[begin Records shown]
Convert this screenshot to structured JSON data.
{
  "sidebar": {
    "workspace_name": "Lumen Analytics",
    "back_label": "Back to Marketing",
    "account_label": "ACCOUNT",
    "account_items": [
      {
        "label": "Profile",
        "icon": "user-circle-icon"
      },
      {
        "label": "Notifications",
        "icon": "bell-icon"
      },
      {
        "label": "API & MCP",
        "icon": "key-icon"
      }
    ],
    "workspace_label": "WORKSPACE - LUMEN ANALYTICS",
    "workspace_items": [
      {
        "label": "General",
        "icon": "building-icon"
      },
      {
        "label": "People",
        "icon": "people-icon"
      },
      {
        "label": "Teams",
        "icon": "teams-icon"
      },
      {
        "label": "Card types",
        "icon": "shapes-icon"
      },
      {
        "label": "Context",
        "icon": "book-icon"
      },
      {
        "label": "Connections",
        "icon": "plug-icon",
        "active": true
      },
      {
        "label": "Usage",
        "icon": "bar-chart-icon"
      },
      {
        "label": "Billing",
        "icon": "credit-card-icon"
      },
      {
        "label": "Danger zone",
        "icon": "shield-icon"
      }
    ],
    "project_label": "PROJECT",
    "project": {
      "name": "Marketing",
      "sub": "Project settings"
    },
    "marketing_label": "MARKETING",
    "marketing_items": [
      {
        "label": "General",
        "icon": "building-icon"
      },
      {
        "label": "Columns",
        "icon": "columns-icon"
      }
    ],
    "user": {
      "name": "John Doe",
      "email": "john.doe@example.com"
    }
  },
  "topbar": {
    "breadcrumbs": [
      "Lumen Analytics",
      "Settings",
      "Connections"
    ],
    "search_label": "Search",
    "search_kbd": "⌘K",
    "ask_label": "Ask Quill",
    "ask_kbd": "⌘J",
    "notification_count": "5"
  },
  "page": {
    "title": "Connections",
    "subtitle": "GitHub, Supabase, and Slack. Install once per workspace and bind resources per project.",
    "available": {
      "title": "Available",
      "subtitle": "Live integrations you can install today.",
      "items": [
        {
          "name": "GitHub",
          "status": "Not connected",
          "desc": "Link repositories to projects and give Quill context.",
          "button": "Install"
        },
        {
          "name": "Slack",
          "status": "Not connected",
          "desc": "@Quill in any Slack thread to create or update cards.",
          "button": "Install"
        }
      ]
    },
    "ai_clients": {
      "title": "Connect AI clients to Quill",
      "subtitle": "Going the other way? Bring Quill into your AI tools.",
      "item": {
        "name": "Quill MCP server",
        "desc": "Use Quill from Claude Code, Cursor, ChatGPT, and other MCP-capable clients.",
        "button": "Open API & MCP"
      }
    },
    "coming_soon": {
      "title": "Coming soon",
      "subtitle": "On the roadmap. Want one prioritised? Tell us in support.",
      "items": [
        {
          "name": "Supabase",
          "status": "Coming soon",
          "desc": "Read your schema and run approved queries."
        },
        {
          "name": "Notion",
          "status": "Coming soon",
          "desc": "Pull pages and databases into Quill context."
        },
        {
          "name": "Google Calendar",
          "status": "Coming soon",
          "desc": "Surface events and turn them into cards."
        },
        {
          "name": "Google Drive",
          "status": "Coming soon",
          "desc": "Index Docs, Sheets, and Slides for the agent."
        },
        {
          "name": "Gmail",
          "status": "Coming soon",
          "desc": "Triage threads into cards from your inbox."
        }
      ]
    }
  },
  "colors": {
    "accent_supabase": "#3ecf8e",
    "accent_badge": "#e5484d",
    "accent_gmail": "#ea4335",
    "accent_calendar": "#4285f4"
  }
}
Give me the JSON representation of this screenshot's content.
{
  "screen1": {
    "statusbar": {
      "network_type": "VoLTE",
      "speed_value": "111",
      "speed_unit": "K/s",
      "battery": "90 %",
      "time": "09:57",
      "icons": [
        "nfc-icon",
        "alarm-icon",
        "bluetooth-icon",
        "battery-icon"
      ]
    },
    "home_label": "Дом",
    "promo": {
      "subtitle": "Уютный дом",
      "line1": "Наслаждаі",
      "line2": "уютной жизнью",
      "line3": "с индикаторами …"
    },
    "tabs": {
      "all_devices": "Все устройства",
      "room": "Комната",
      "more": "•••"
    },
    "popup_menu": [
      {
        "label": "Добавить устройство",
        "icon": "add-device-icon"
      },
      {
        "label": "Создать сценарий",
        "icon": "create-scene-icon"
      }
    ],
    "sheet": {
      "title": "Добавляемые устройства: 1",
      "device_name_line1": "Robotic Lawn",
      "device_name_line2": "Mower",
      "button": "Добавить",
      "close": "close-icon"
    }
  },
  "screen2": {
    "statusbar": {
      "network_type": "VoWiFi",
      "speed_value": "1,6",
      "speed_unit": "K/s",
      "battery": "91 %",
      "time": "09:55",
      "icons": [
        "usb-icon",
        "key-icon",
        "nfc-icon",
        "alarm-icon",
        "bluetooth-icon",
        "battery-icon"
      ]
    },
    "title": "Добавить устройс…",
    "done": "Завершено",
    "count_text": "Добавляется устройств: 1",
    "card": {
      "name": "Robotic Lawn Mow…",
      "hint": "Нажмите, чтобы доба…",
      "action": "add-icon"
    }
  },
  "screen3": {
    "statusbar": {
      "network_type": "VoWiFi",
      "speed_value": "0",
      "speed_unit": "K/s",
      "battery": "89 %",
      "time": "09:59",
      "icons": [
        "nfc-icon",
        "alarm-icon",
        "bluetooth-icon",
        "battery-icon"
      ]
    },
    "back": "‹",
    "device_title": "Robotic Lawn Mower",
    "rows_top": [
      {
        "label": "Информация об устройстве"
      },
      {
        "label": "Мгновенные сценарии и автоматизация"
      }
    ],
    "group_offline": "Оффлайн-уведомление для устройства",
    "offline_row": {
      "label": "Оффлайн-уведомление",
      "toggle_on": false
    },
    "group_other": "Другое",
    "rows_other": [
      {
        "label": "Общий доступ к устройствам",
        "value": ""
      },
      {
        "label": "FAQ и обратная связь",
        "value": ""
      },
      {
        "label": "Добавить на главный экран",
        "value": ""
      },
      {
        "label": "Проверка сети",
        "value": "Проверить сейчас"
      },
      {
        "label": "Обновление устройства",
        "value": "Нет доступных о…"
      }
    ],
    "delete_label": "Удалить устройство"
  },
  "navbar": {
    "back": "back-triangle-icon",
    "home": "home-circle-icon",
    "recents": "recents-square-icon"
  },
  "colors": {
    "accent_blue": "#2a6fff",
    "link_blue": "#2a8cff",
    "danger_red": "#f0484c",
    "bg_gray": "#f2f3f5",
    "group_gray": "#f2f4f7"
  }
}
[end Records shown]
**Goal**
Report how many lines in the listing above include the word "into". Give nothing but the number.

**Correct answer**
4